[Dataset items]
** Begin **

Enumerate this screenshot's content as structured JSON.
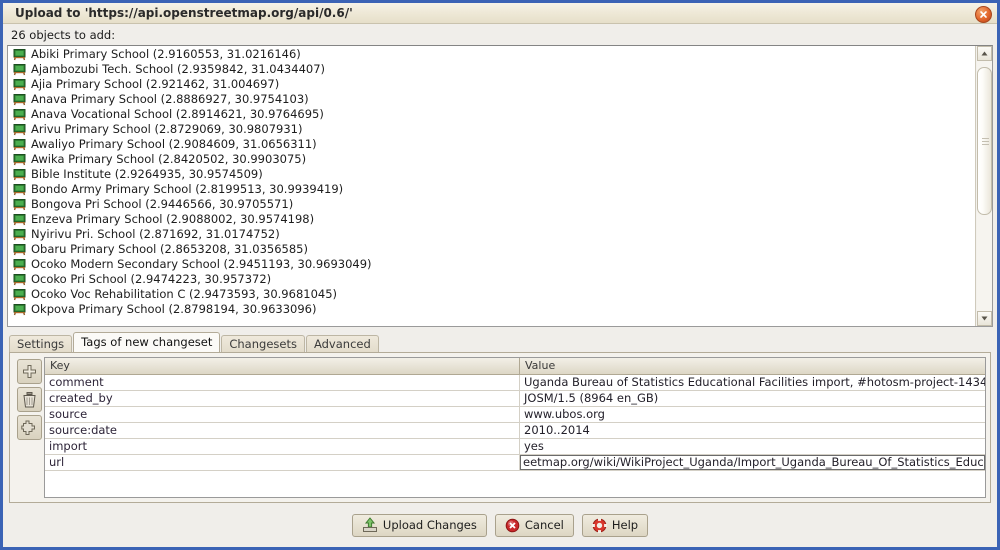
{
  "window": {
    "title": "Upload to 'https://api.openstreetmap.org/api/0.6/'",
    "close_icon": "close-icon",
    "border_color": "#3b63b5",
    "titlebar_color": "#efe9d8"
  },
  "objects": {
    "count_label": "26 objects to add:",
    "item_icon": "school-icon",
    "items": [
      {
        "name": "Abiki Primary School",
        "coords": "(2.9160553, 31.0216146)"
      },
      {
        "name": "Ajambozubi Tech. School",
        "coords": "(2.9359842, 31.0434407)"
      },
      {
        "name": "Ajia Primary School",
        "coords": "(2.921462, 31.004697)"
      },
      {
        "name": "Anava Primary School",
        "coords": "(2.8886927, 30.9754103)"
      },
      {
        "name": "Anava Vocational School",
        "coords": "(2.8914621, 30.9764695)"
      },
      {
        "name": "Arivu Primary School",
        "coords": "(2.8729069, 30.9807931)"
      },
      {
        "name": "Awaliyo Primary School",
        "coords": "(2.9084609, 31.0656311)"
      },
      {
        "name": "Awika Primary School",
        "coords": "(2.8420502, 30.9903075)"
      },
      {
        "name": "Bible Institute",
        "coords": "(2.9264935, 30.9574509)"
      },
      {
        "name": "Bondo Army Primary School",
        "coords": "(2.8199513, 30.9939419)"
      },
      {
        "name": "Bongova Pri School",
        "coords": "(2.9446566, 30.9705571)"
      },
      {
        "name": "Enzeva Primary School",
        "coords": "(2.9088002, 30.9574198)"
      },
      {
        "name": "Nyirivu Pri. School",
        "coords": "(2.871692, 31.0174752)"
      },
      {
        "name": "Obaru Primary School",
        "coords": "(2.8653208, 31.0356585)"
      },
      {
        "name": "Ocoko Modern Secondary School",
        "coords": "(2.9451193, 30.9693049)"
      },
      {
        "name": "Ocoko Pri School",
        "coords": "(2.9474223, 30.957372)"
      },
      {
        "name": "Ocoko Voc Rehabilitation C",
        "coords": "(2.9473593, 30.9681045)"
      },
      {
        "name": "Okpova Primary School",
        "coords": "(2.8798194, 30.9633096)"
      }
    ]
  },
  "tabs": [
    {
      "label": "Settings",
      "selected": false
    },
    {
      "label": "Tags of new changeset",
      "selected": true
    },
    {
      "label": "Changesets",
      "selected": false
    },
    {
      "label": "Advanced",
      "selected": false
    }
  ],
  "tag_tools": [
    {
      "icon": "add-icon",
      "name": "add-tag-button"
    },
    {
      "icon": "trash-icon",
      "name": "delete-tag-button"
    },
    {
      "icon": "paste-tags-icon",
      "name": "paste-tags-button"
    }
  ],
  "tag_table": {
    "columns": [
      "Key",
      "Value"
    ],
    "rows": [
      {
        "key": "comment",
        "value": "Uganda Bureau of Statistics Educational Facilities import, #hotosm-project-1434",
        "editing": false
      },
      {
        "key": "created_by",
        "value": "JOSM/1.5 (8964 en_GB)",
        "editing": false
      },
      {
        "key": "source",
        "value": "www.ubos.org",
        "editing": false
      },
      {
        "key": "source:date",
        "value": "2010..2014",
        "editing": false
      },
      {
        "key": "import",
        "value": "yes",
        "editing": false
      },
      {
        "key": "url",
        "value": "eetmap.org/wiki/WikiProject_Uganda/Import_Uganda_Bureau_Of_Statistics_Education_Facilities",
        "editing": true
      }
    ]
  },
  "footer": {
    "buttons": [
      {
        "label": "Upload Changes",
        "icon": "upload-icon",
        "name": "upload-changes-button"
      },
      {
        "label": "Cancel",
        "icon": "cancel-icon",
        "name": "cancel-button"
      },
      {
        "label": "Help",
        "icon": "help-icon",
        "name": "help-button"
      }
    ]
  }
}
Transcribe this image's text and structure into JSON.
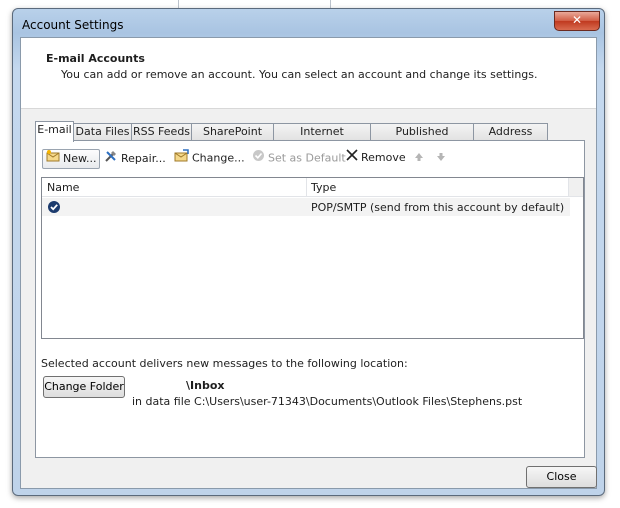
{
  "window": {
    "title": "Account Settings"
  },
  "header": {
    "title": "E-mail Accounts",
    "description": "You can add or remove an account. You can select an account and change its settings."
  },
  "tabs": [
    {
      "label": "E-mail",
      "active": true
    },
    {
      "label": "Data Files"
    },
    {
      "label": "RSS Feeds"
    },
    {
      "label": "SharePoint Lists"
    },
    {
      "label": "Internet Calendars"
    },
    {
      "label": "Published Calendars"
    },
    {
      "label": "Address Books"
    }
  ],
  "toolbar": {
    "new": "New...",
    "repair": "Repair...",
    "change": "Change...",
    "set_default": "Set as Default",
    "remove": "Remove"
  },
  "list": {
    "columns": {
      "name": "Name",
      "type": "Type"
    },
    "rows": [
      {
        "name": "",
        "type": "POP/SMTP (send from this account by default)"
      }
    ]
  },
  "delivery": {
    "label": "Selected account delivers new messages to the following location:",
    "change_folder": "Change Folder",
    "folder": "\\Inbox",
    "data_file": "in data file C:\\Users\\user-71343\\Documents\\Outlook Files\\Stephens.pst"
  },
  "footer": {
    "close": "Close"
  },
  "colors": {
    "accent": "#1b5fb0",
    "close_button": "#c0391f"
  }
}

** End **

• [Exercise details]: Exclude the pictures. Write out the remaining data exactly.

• [Task answer]:
Enumerate this screenshot's content as structured JSON.
{
  "window": {
    "title": "Upload to 'https://api.openstreetmap.org/api/0.6/'",
    "close_icon": "close-icon",
    "border_color": "#3b63b5",
    "titlebar_color": "#efe9d8"
  },
  "objects": {
    "count_label": "26 objects to add:",
    "item_icon": "school-icon",
    "items": [
      {
        "name": "Abiki Primary School",
        "coords": "(2.9160553, 31.0216146)"
      },
      {
        "name": "Ajambozubi Tech. School",
        "coords": "(2.9359842, 31.0434407)"
      },
      {
        "name": "Ajia Primary School",
        "coords": "(2.921462, 31.004697)"
      },
      {
        "name": "Anava Primary School",
        "coords": "(2.8886927, 30.9754103)"
      },
      {
        "name": "Anava Vocational School",
        "coords": "(2.8914621, 30.9764695)"
      },
      {
        "name": "Arivu Primary School",
        "coords": "(2.8729069, 30.9807931)"
      },
      {
        "name": "Awaliyo Primary School",
        "coords": "(2.9084609, 31.0656311)"
      },
      {
        "name": "Awika Primary School",
        "coords": "(2.8420502, 30.9903075)"
      },
      {
        "name": "Bible Institute",
        "coords": "(2.9264935, 30.9574509)"
      },
      {
        "name": "Bondo Army Primary School",
        "coords": "(2.8199513, 30.9939419)"
      },
      {
        "name": "Bongova Pri School",
        "coords": "(2.9446566, 30.9705571)"
      },
      {
        "name": "Enzeva Primary School",
        "coords": "(2.9088002, 30.9574198)"
      },
      {
        "name": "Nyirivu Pri. School",
        "coords": "(2.871692, 31.0174752)"
      },
      {
        "name": "Obaru Primary School",
        "coords": "(2.8653208, 31.0356585)"
      },
      {
        "name": "Ocoko Modern Secondary School",
        "coords": "(2.9451193, 30.9693049)"
      },
      {
        "name": "Ocoko Pri School",
        "coords": "(2.9474223, 30.957372)"
      },
      {
        "name": "Ocoko Voc Rehabilitation C",
        "coords": "(2.9473593, 30.9681045)"
      },
      {
        "name": "Okpova Primary School",
        "coords": "(2.8798194, 30.9633096)"
      }
    ]
  },
  "tabs": [
    {
      "label": "Settings",
      "selected": false
    },
    {
      "label": "Tags of new changeset",
      "selected": true
    },
    {
      "label": "Changesets",
      "selected": false
    },
    {
      "label": "Advanced",
      "selected": false
    }
  ],
  "tag_tools": [
    {
      "icon": "add-icon",
      "name": "add-tag-button"
    },
    {
      "icon": "trash-icon",
      "name": "delete-tag-button"
    },
    {
      "icon": "paste-tags-icon",
      "name": "paste-tags-button"
    }
  ],
  "tag_table": {
    "columns": [
      "Key",
      "Value"
    ],
    "rows": [
      {
        "key": "comment",
        "value": "Uganda Bureau of Statistics Educational Facilities import, #hotosm-project-1434",
        "editing": false
      },
      {
        "key": "created_by",
        "value": "JOSM/1.5 (8964 en_GB)",
        "editing": false
      },
      {
        "key": "source",
        "value": "www.ubos.org",
        "editing": false
      },
      {
        "key": "source:date",
        "value": "2010..2014",
        "editing": false
      },
      {
        "key": "import",
        "value": "yes",
        "editing": false
      },
      {
        "key": "url",
        "value": "eetmap.org/wiki/WikiProject_Uganda/Import_Uganda_Bureau_Of_Statistics_Education_Facilities",
        "editing": true
      }
    ]
  },
  "footer": {
    "buttons": [
      {
        "label": "Upload Changes",
        "icon": "upload-icon",
        "name": "upload-changes-button"
      },
      {
        "label": "Cancel",
        "icon": "cancel-icon",
        "name": "cancel-button"
      },
      {
        "label": "Help",
        "icon": "help-icon",
        "name": "help-button"
      }
    ]
  }
}
Transcribe this image's text and structure into JSON.
{
  "window": {
    "title": "Account Settings"
  },
  "header": {
    "title": "E-mail Accounts",
    "description": "You can add or remove an account. You can select an account and change its settings."
  },
  "tabs": [
    {
      "label": "E-mail",
      "active": true
    },
    {
      "label": "Data Files"
    },
    {
      "label": "RSS Feeds"
    },
    {
      "label": "SharePoint Lists"
    },
    {
      "label": "Internet Calendars"
    },
    {
      "label": "Published Calendars"
    },
    {
      "label": "Address Books"
    }
  ],
  "toolbar": {
    "new": "New...",
    "repair": "Repair...",
    "change": "Change...",
    "set_default": "Set as Default",
    "remove": "Remove"
  },
  "list": {
    "columns": {
      "name": "Name",
      "type": "Type"
    },
    "rows": [
      {
        "name": "",
        "type": "POP/SMTP (send from this account by default)"
      }
    ]
  },
  "delivery": {
    "label": "Selected account delivers new messages to the following location:",
    "change_folder": "Change Folder",
    "folder": "\\Inbox",
    "data_file": "in data file C:\\Users\\user-71343\\Documents\\Outlook Files\\Stephens.pst"
  },
  "footer": {
    "close": "Close"
  },
  "colors": {
    "accent": "#1b5fb0",
    "close_button": "#c0391f"
  }
}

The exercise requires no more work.